▶ [What is required] Filter this material down to the lines that hold "transportation", copying each one.

▶ [Extracted information]

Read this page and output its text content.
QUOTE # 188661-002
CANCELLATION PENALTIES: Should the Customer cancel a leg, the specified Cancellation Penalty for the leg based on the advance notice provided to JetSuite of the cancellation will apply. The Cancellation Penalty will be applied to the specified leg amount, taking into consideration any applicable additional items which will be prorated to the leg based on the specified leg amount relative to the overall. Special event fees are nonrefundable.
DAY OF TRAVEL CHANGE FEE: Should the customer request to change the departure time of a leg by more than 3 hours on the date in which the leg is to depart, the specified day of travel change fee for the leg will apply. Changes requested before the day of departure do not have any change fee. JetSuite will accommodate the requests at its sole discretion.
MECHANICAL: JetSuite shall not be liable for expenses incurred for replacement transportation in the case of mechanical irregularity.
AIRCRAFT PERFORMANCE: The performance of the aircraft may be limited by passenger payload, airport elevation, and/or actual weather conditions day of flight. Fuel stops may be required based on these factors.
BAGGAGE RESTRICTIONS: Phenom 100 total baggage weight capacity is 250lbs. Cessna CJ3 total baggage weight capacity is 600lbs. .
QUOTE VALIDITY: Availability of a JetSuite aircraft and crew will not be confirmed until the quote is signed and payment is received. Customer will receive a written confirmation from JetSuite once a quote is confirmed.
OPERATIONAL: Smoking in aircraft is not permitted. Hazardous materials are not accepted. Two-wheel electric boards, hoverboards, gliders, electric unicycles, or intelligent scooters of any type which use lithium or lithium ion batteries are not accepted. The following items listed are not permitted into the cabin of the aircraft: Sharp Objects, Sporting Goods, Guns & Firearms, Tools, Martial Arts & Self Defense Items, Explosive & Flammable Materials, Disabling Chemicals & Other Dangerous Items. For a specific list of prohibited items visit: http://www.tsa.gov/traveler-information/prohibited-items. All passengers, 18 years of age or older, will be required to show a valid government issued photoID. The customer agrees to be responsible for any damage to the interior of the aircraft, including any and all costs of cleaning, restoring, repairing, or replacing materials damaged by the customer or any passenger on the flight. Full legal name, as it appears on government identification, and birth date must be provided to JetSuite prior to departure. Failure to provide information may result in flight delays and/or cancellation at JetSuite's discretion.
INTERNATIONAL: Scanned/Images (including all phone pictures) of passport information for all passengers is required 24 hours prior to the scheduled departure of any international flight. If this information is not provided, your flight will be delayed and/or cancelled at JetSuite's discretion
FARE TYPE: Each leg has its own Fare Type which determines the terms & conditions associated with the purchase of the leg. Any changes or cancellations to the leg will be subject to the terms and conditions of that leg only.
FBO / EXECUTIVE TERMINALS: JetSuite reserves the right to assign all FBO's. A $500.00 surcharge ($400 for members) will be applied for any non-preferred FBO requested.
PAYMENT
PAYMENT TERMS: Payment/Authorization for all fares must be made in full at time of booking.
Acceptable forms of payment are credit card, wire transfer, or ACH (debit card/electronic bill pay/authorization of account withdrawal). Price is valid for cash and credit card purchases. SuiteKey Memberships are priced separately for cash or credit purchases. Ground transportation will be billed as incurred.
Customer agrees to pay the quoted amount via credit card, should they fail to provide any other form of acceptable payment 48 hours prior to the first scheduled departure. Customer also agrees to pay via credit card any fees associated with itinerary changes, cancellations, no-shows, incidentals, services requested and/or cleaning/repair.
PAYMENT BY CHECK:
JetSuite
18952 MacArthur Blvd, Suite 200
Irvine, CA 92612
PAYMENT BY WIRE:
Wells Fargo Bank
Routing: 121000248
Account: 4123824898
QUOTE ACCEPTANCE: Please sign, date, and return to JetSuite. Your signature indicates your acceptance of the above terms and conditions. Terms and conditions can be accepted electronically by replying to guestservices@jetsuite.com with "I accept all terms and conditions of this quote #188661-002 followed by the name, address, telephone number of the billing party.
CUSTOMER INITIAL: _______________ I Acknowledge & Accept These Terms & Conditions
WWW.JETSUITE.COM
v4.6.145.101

* * *

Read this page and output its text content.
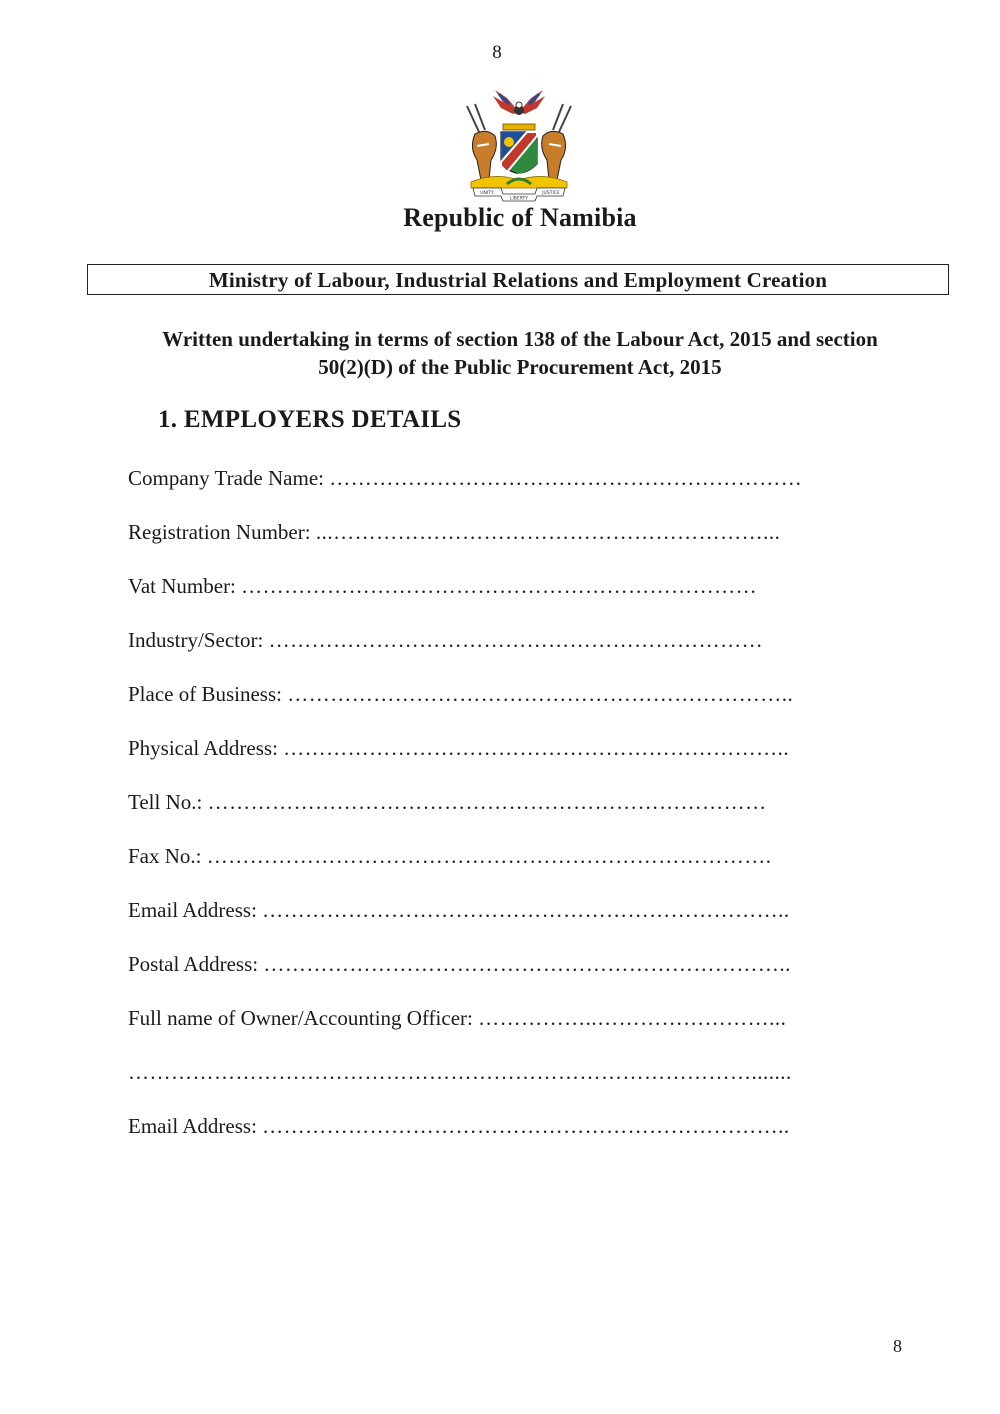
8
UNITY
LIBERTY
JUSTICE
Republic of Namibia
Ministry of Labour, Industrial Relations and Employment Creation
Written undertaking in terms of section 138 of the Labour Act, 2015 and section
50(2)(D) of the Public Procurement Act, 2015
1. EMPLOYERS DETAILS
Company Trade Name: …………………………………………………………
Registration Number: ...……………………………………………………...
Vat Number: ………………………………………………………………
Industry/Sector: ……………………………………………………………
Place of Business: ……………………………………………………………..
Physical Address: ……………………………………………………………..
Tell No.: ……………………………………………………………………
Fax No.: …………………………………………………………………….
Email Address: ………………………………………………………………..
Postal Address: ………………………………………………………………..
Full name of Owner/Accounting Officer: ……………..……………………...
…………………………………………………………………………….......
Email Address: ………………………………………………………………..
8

▶ [Solution below]
MECHANICAL: JetSuite shall not be liable for expenses incurred for replacement transportation in the case of mechanical irregularity.
Acceptable forms of payment are credit card, wire transfer, or ACH (debit card/electronic bill pay/authorization of account withdrawal). Price is valid for cash and credit card purchases. SuiteKey Memberships are priced separately for cash or credit purchases. Ground transportation will be billed as incurred.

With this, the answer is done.